-- Directive --
Print all of the data exactly as written.

───── Provided information ─────

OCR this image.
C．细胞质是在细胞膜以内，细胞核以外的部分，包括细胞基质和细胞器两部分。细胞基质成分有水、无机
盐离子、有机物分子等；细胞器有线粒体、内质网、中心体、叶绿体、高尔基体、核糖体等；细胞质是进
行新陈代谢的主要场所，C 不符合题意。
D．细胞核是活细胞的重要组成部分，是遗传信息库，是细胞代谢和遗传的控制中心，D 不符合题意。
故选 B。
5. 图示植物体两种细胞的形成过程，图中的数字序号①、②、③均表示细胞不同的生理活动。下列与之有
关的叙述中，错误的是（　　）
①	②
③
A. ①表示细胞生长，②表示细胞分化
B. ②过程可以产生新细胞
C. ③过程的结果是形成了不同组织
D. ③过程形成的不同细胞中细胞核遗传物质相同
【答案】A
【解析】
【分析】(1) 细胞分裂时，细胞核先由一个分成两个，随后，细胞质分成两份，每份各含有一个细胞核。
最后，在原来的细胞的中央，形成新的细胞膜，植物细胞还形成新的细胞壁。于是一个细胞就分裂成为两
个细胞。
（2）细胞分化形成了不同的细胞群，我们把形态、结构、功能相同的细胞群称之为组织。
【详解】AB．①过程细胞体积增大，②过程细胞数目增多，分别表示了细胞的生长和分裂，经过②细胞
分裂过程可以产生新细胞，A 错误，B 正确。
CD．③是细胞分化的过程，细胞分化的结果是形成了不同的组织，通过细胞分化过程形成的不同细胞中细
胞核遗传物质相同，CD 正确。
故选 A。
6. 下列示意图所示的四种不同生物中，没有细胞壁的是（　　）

─────

-- The reply --
OCR this image.
C．细胞质是在细胞膜以内，细胞核以外的部分，包括细胞基质和细胞器两部分。细胞基质成分有水、无机
盐离子、有机物分子等；细胞器有线粒体、内质网、中心体、叶绿体、高尔基体、核糖体等；细胞质是进
行新陈代谢的主要场所，C 不符合题意。
D．细胞核是活细胞的重要组成部分，是遗传信息库，是细胞代谢和遗传的控制中心，D 不符合题意。
故选 B。
5. 图示植物体两种细胞的形成过程，图中的数字序号①、②、③均表示细胞不同的生理活动。下列与之有
关的叙述中，错误的是（　　）
①	②
③
A. ①表示细胞生长，②表示细胞分化
B. ②过程可以产生新细胞
C. ③过程的结果是形成了不同组织
D. ③过程形成的不同细胞中细胞核遗传物质相同
【答案】A
【解析】
【分析】(1) 细胞分裂时，细胞核先由一个分成两个，随后，细胞质分成两份，每份各含有一个细胞核。
最后，在原来的细胞的中央，形成新的细胞膜，植物细胞还形成新的细胞壁。于是一个细胞就分裂成为两
个细胞。
（2）细胞分化形成了不同的细胞群，我们把形态、结构、功能相同的细胞群称之为组织。
【详解】AB．①过程细胞体积增大，②过程细胞数目增多，分别表示了细胞的生长和分裂，经过②细胞
分裂过程可以产生新细胞，A 错误，B 正确。
CD．③是细胞分化的过程，细胞分化的结果是形成了不同的组织，通过细胞分化过程形成的不同细胞中细
胞核遗传物质相同，CD 正确。
故选 A。
6. 下列示意图所示的四种不同生物中，没有细胞壁的是（　　）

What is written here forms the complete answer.